──────── The data
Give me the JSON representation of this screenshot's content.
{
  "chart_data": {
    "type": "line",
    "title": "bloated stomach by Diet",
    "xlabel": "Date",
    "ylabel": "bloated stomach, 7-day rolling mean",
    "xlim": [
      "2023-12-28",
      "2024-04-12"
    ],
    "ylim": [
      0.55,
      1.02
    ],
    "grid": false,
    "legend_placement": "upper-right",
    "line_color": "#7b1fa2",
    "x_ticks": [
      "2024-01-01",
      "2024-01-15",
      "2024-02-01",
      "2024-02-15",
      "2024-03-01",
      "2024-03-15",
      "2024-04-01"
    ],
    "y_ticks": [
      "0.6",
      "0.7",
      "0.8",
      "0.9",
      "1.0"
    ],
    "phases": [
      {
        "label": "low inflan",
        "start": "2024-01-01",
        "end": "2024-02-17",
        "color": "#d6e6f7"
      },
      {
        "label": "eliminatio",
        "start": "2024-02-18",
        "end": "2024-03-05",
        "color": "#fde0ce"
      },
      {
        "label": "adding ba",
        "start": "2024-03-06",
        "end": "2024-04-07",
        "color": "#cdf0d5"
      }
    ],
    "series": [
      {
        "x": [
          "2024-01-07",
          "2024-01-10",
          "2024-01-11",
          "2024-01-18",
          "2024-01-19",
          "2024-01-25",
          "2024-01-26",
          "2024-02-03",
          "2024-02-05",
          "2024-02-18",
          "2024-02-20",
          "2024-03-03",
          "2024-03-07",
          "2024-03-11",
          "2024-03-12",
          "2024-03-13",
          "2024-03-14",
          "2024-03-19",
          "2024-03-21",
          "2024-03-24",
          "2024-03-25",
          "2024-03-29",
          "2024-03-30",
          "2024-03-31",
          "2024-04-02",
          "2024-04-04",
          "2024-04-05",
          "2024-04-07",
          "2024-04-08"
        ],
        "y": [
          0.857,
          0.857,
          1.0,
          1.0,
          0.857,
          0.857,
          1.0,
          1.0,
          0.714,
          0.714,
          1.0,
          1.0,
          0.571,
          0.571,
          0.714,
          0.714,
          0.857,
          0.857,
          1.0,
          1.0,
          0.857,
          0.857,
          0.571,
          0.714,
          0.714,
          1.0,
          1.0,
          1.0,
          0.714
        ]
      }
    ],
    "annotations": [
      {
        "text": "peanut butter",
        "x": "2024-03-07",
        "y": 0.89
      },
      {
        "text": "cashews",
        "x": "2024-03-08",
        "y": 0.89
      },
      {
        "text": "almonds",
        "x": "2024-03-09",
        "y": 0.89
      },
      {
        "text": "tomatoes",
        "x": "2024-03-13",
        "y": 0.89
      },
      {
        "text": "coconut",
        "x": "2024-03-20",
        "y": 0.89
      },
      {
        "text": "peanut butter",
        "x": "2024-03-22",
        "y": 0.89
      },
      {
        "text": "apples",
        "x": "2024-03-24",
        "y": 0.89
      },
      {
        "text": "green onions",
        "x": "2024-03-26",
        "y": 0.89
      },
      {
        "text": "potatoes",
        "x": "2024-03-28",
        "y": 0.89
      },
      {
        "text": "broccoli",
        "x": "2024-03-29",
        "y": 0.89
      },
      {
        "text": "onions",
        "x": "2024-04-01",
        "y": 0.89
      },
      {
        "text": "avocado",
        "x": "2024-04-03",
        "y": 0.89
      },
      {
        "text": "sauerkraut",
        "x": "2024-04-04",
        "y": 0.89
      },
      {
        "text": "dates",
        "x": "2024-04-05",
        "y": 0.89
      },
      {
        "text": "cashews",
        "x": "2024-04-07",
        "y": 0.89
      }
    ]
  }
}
────────────────
● **What the exercise asks**
Among the entries above, identify all lines with "stomach" and copy them.

● **Task output**
    "title": "bloated stomach by Diet",
    "ylabel": "bloated stomach, 7-day rolling mean",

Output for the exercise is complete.